▽

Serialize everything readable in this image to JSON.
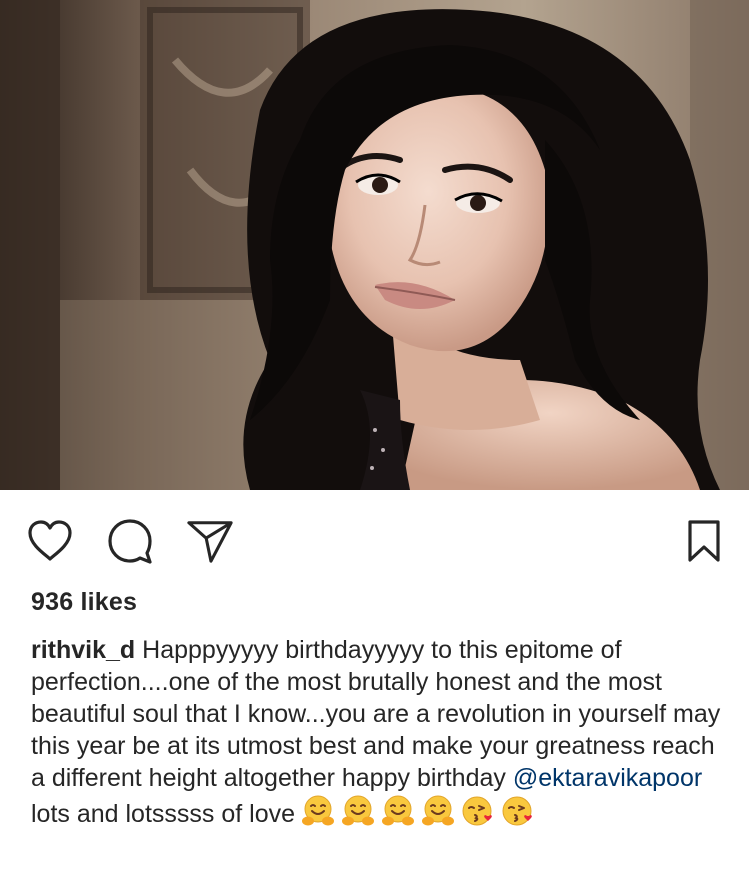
{
  "post": {
    "photo_subject": "portrait-photo",
    "likes_text": "936 likes",
    "username": "rithvik_d",
    "caption_text_1": " Happpyyyyy birthdayyyyy to this epitome of perfection....one of the most brutally honest and the most beautiful soul that I know...you are a revolution in yourself may this year be at its utmost best and make your greatness reach a different height altogether happy birthday ",
    "mention": "@ektaravikapoor",
    "caption_text_2": " lots and lotsssss of love",
    "emojis": [
      "hugging-face-icon",
      "hugging-face-icon",
      "hugging-face-icon",
      "hugging-face-icon",
      "face-blowing-kiss-icon",
      "face-blowing-kiss-icon"
    ]
  },
  "actions": {
    "like": "heart-icon",
    "comment": "comment-bubble-icon",
    "share": "paper-plane-icon",
    "save": "bookmark-icon"
  },
  "colors": {
    "text": "#262626",
    "mention": "#003569",
    "background": "#ffffff"
  }
}
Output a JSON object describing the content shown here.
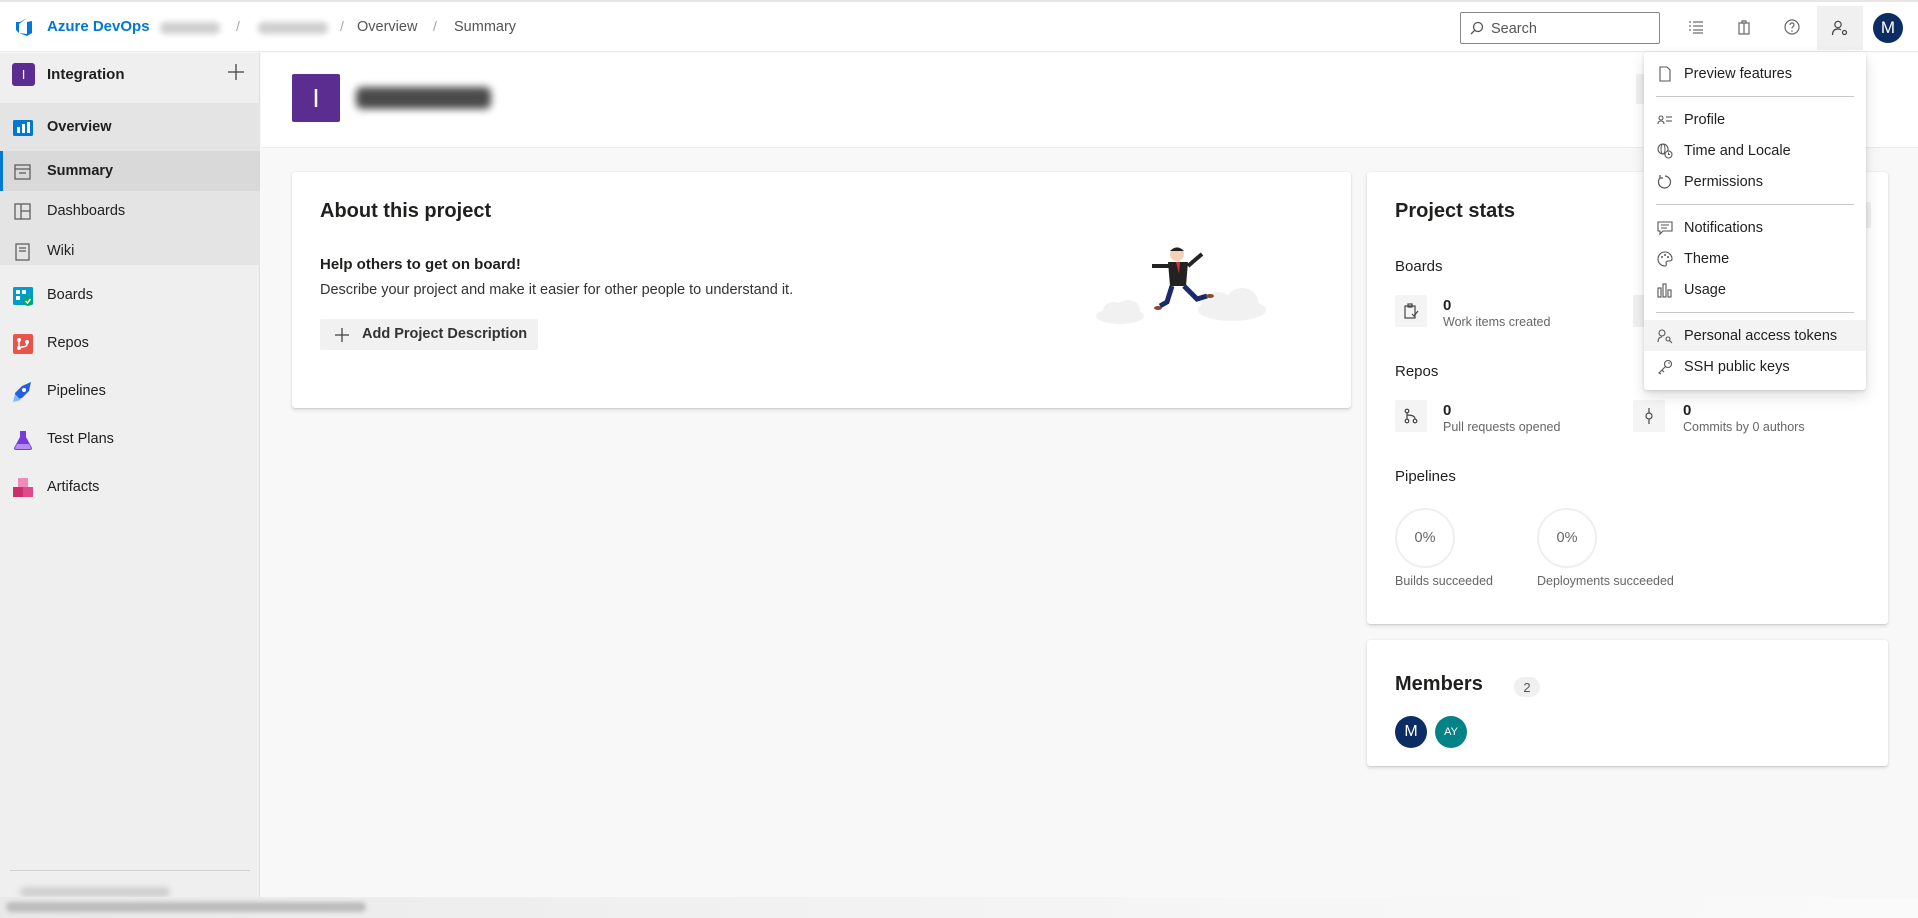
{
  "topbar": {
    "brand": "Azure DevOps",
    "breadcrumb": [
      "Overview",
      "Summary"
    ],
    "breadcrumb_sep": "/",
    "search_placeholder": "Search",
    "user_initial": "M"
  },
  "sidebar": {
    "project_initial": "I",
    "project_name": "Integration",
    "items": [
      {
        "label": "Overview"
      },
      {
        "label": "Summary"
      },
      {
        "label": "Dashboards"
      },
      {
        "label": "Wiki"
      },
      {
        "label": "Boards"
      },
      {
        "label": "Repos"
      },
      {
        "label": "Pipelines"
      },
      {
        "label": "Test Plans"
      },
      {
        "label": "Artifacts"
      }
    ]
  },
  "header": {
    "project_initial": "I"
  },
  "about": {
    "title": "About this project",
    "help": "Help others to get on board!",
    "description": "Describe your project and make it easier for other people to understand it.",
    "add_button": "Add Project Description"
  },
  "stats": {
    "title": "Project stats",
    "boards_label": "Boards",
    "work_items_count": "0",
    "work_items_caption": "Work items created",
    "repos_label": "Repos",
    "pull_requests_count": "0",
    "pull_requests_caption": "Pull requests opened",
    "commits_count": "0",
    "commits_caption": "Commits by 0 authors",
    "pipelines_label": "Pipelines",
    "builds_pct": "0%",
    "builds_caption": "Builds succeeded",
    "deployments_pct": "0%",
    "deployments_caption": "Deployments succeeded"
  },
  "members": {
    "title": "Members",
    "count": "2",
    "avatars": [
      {
        "initials": "M",
        "color": "#0b2d64"
      },
      {
        "initials": "AY",
        "color": "#038387"
      }
    ]
  },
  "user_menu": {
    "items": [
      {
        "label": "Preview features",
        "icon": "page-icon"
      },
      {
        "label": "Profile",
        "icon": "contact-card-icon"
      },
      {
        "label": "Time and Locale",
        "icon": "globe-clock-icon"
      },
      {
        "label": "Permissions",
        "icon": "permissions-icon"
      },
      {
        "label": "Notifications",
        "icon": "notification-icon"
      },
      {
        "label": "Theme",
        "icon": "palette-icon"
      },
      {
        "label": "Usage",
        "icon": "bar-chart-icon"
      },
      {
        "label": "Personal access tokens",
        "icon": "token-icon"
      },
      {
        "label": "SSH public keys",
        "icon": "key-icon"
      }
    ]
  },
  "colors": {
    "accent": "#0078d4",
    "project_purple": "#5c2d91"
  }
}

△

_Task requirements_
Find and count the lines of the data that include the string "succeeded", and report that figure by itself.

_Output of the exercise_
2